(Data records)
▽

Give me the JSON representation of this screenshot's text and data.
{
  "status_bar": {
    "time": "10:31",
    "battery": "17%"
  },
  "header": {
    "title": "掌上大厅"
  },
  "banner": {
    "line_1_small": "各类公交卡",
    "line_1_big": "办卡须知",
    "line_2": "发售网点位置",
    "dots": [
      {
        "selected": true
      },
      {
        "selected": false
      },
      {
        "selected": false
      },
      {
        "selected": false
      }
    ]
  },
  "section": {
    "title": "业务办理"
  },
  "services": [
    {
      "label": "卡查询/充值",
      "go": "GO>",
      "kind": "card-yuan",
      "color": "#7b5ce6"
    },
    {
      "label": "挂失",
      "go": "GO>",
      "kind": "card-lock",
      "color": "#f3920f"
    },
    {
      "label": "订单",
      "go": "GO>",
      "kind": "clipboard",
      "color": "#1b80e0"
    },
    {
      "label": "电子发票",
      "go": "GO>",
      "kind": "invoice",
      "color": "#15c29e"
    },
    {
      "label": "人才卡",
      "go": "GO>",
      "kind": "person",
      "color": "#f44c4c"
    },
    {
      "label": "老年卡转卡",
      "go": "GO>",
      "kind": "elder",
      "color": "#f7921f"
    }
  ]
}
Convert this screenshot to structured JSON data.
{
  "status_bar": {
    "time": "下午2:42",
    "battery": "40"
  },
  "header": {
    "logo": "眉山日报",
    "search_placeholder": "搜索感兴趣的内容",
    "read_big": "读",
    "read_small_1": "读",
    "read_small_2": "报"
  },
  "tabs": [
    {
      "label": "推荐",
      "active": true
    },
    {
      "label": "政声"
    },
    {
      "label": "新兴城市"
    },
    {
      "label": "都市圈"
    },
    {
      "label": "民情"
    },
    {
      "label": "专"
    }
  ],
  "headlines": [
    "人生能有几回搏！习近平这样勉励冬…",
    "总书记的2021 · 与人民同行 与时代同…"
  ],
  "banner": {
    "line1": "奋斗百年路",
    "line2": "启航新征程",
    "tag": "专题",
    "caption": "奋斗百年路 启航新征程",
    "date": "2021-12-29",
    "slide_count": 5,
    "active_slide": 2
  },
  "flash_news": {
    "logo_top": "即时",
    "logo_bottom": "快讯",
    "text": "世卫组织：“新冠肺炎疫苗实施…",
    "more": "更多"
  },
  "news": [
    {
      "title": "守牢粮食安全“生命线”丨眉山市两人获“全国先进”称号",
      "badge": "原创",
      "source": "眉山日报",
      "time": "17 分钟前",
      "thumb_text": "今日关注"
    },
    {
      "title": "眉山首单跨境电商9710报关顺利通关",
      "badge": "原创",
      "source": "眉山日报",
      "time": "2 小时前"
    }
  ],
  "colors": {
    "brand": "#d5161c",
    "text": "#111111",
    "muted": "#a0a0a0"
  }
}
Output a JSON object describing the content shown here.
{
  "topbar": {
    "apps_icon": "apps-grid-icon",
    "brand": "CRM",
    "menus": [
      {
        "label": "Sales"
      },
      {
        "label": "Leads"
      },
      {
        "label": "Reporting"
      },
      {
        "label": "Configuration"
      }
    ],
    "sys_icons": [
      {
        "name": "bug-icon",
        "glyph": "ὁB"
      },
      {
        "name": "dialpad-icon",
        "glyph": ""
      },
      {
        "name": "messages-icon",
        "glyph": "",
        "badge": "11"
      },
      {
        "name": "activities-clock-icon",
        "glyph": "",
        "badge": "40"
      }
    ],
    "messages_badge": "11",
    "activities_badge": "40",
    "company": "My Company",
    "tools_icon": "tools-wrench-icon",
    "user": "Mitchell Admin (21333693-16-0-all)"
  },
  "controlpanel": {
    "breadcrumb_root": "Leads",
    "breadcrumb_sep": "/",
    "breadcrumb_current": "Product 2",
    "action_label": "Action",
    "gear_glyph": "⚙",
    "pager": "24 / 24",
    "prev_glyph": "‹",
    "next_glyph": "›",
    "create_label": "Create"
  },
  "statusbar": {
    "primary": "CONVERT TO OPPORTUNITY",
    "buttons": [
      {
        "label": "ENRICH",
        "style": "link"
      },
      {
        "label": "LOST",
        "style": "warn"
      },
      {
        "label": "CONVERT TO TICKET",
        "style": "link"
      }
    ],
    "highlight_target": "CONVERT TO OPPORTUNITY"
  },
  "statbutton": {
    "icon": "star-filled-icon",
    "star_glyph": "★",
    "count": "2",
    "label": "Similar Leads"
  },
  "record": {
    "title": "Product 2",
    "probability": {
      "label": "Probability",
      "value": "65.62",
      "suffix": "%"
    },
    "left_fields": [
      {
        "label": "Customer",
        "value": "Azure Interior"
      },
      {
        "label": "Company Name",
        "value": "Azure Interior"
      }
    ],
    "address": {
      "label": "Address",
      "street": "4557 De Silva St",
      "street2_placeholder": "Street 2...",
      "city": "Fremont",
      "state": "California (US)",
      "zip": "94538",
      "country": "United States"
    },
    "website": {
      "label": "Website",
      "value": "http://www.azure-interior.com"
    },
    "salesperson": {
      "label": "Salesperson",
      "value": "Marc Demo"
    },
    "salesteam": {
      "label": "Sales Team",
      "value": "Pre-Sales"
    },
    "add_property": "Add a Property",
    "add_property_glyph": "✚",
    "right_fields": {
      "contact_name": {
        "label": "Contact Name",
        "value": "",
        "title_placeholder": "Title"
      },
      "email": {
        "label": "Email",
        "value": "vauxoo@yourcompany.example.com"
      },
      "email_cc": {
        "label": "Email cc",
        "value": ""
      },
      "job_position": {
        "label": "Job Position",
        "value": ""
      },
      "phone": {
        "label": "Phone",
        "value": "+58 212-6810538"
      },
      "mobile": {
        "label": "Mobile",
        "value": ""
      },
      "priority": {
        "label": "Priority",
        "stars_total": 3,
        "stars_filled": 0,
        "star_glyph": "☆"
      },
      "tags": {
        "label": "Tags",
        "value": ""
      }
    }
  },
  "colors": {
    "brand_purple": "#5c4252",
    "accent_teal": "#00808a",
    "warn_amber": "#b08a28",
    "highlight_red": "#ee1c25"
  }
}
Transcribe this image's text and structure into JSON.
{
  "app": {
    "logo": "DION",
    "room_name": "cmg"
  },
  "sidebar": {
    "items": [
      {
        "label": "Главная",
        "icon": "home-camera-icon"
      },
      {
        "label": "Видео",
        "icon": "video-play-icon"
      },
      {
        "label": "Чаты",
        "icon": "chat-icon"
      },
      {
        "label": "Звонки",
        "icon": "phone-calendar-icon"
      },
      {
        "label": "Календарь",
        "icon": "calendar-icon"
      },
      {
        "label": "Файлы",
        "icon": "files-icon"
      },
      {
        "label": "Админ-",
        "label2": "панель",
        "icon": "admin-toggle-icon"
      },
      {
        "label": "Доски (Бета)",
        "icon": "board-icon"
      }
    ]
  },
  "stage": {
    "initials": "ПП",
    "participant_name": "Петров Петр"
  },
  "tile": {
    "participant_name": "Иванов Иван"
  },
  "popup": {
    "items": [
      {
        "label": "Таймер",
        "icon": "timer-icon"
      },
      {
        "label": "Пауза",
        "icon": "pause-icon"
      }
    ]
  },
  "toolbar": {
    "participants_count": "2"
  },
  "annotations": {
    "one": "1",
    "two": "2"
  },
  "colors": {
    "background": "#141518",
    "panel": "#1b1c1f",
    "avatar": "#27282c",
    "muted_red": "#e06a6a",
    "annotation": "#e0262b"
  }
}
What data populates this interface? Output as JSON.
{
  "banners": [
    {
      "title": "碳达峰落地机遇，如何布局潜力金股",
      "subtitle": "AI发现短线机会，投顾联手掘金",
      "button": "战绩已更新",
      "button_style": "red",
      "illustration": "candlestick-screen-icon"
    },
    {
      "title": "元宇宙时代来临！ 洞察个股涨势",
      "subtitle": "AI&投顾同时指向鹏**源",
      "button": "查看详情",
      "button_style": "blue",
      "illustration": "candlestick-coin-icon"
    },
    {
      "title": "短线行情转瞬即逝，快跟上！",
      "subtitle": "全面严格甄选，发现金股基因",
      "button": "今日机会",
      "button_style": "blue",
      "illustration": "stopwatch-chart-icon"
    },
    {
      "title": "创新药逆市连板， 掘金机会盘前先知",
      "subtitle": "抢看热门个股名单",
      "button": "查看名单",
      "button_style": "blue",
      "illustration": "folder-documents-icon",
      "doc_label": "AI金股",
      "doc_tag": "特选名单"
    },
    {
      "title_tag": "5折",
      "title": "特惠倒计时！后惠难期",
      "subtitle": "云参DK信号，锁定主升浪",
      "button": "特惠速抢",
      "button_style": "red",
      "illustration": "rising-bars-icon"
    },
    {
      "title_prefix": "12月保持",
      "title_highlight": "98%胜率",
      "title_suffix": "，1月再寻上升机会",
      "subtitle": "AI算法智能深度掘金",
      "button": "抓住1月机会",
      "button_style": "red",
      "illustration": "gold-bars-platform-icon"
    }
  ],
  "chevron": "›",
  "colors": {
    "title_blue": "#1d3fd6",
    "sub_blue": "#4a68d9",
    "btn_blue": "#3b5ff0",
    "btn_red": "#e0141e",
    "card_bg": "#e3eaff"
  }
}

△

_WRITTEN REQUEST_. Identify every line above that includes the word "JSON", and show those lines.

_RESPONSE FOR THIS EXERCISE_.
Give me the JSON representation of this screenshot's text and data.
Convert this screenshot to structured JSON data.
Output a JSON object describing the content shown here.
Transcribe this image's text and structure into JSON.
What data populates this interface? Output as JSON.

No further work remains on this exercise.